• SET EXERCISE: Give every line of the data again, unchanged, but with no pictures.

• RECORDS TO USE:

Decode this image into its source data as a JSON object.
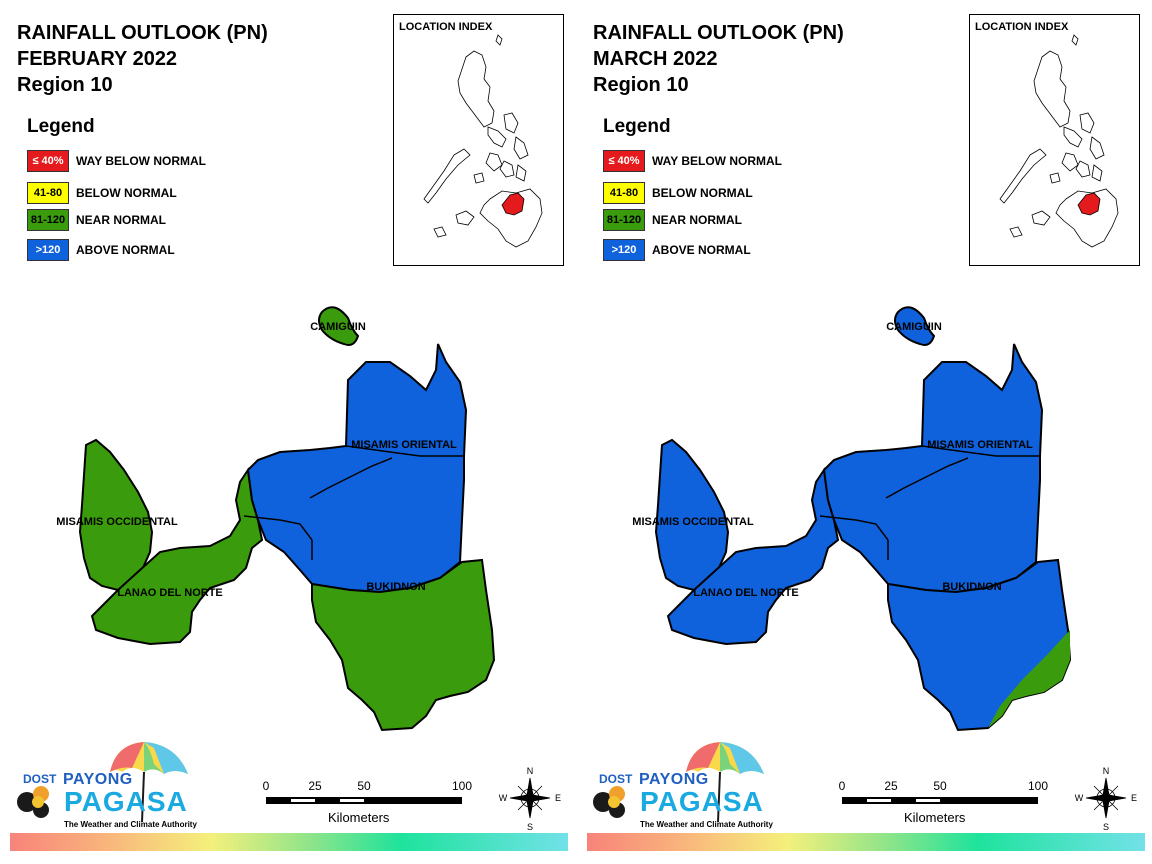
{
  "panels": [
    {
      "title_line1": "RAINFALL OUTLOOK (PN)",
      "title_line2": "FEBRUARY 2022",
      "title_line3": "Region 10",
      "region_colors": {
        "camiguin": "#3a9c0c",
        "misamis_oriental": "#0f62dc",
        "misamis_occidental": "#3a9c0c",
        "lanao_del_norte": "#3a9c0c",
        "bukidnon_north": "#0f62dc",
        "bukidnon_south": "#3a9c0c"
      }
    },
    {
      "title_line1": "RAINFALL OUTLOOK (PN)",
      "title_line2": "MARCH 2022",
      "title_line3": "Region 10",
      "region_colors": {
        "camiguin": "#0f62dc",
        "misamis_oriental": "#0f62dc",
        "misamis_occidental": "#0f62dc",
        "lanao_del_norte": "#0f62dc",
        "bukidnon_north": "#0f62dc",
        "bukidnon_south": "#0f62dc",
        "bukidnon_corner": "#3a9c0c"
      }
    }
  ],
  "legend": {
    "title": "Legend",
    "items": [
      {
        "code": "≤ 40%",
        "label": "WAY BELOW NORMAL",
        "color": "#e41a1c",
        "text_color": "#ffffff"
      },
      {
        "code": "41-80",
        "label": "BELOW NORMAL",
        "color": "#ffff00",
        "text_color": "#000000"
      },
      {
        "code": "81-120",
        "label": "NEAR NORMAL",
        "color": "#3a9c0c",
        "text_color": "#000000"
      },
      {
        "code": ">120",
        "label": "ABOVE NORMAL",
        "color": "#0f62dc",
        "text_color": "#ffffff"
      }
    ]
  },
  "location_index": {
    "title": "LOCATION INDEX",
    "highlight_color": "#e41a1c"
  },
  "map_labels": {
    "camiguin": "CAMIGUIN",
    "misamis_oriental": "MISAMIS ORIENTAL",
    "misamis_occidental": "MISAMIS OCCIDENTAL",
    "lanao_del_norte": "LANAO DEL NORTE",
    "bukidnon": "BUKIDNON"
  },
  "logo": {
    "dost": "DOST",
    "payong": "PAYONG",
    "pagasa": "PAGASA",
    "tagline": "The Weather and Climate Authority"
  },
  "scale_bar": {
    "ticks": [
      "0",
      "25",
      "50",
      "100"
    ],
    "unit": "Kilometers"
  },
  "compass": {
    "n": "N",
    "e": "E",
    "s": "S",
    "w": "W"
  }
}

• ANSWER TO THIS TASK:
Decode this image into its source data as a JSON object.
{
  "panels": [
    {
      "title_line1": "RAINFALL OUTLOOK (PN)",
      "title_line2": "FEBRUARY 2022",
      "title_line3": "Region 10",
      "region_colors": {
        "camiguin": "#3a9c0c",
        "misamis_oriental": "#0f62dc",
        "misamis_occidental": "#3a9c0c",
        "lanao_del_norte": "#3a9c0c",
        "bukidnon_north": "#0f62dc",
        "bukidnon_south": "#3a9c0c"
      }
    },
    {
      "title_line1": "RAINFALL OUTLOOK (PN)",
      "title_line2": "MARCH 2022",
      "title_line3": "Region 10",
      "region_colors": {
        "camiguin": "#0f62dc",
        "misamis_oriental": "#0f62dc",
        "misamis_occidental": "#0f62dc",
        "lanao_del_norte": "#0f62dc",
        "bukidnon_north": "#0f62dc",
        "bukidnon_south": "#0f62dc",
        "bukidnon_corner": "#3a9c0c"
      }
    }
  ],
  "legend": {
    "title": "Legend",
    "items": [
      {
        "code": "≤ 40%",
        "label": "WAY BELOW NORMAL",
        "color": "#e41a1c",
        "text_color": "#ffffff"
      },
      {
        "code": "41-80",
        "label": "BELOW NORMAL",
        "color": "#ffff00",
        "text_color": "#000000"
      },
      {
        "code": "81-120",
        "label": "NEAR NORMAL",
        "color": "#3a9c0c",
        "text_color": "#000000"
      },
      {
        "code": ">120",
        "label": "ABOVE NORMAL",
        "color": "#0f62dc",
        "text_color": "#ffffff"
      }
    ]
  },
  "location_index": {
    "title": "LOCATION INDEX",
    "highlight_color": "#e41a1c"
  },
  "map_labels": {
    "camiguin": "CAMIGUIN",
    "misamis_oriental": "MISAMIS ORIENTAL",
    "misamis_occidental": "MISAMIS OCCIDENTAL",
    "lanao_del_norte": "LANAO DEL NORTE",
    "bukidnon": "BUKIDNON"
  },
  "logo": {
    "dost": "DOST",
    "payong": "PAYONG",
    "pagasa": "PAGASA",
    "tagline": "The Weather and Climate Authority"
  },
  "scale_bar": {
    "ticks": [
      "0",
      "25",
      "50",
      "100"
    ],
    "unit": "Kilometers"
  },
  "compass": {
    "n": "N",
    "e": "E",
    "s": "S",
    "w": "W"
  }
}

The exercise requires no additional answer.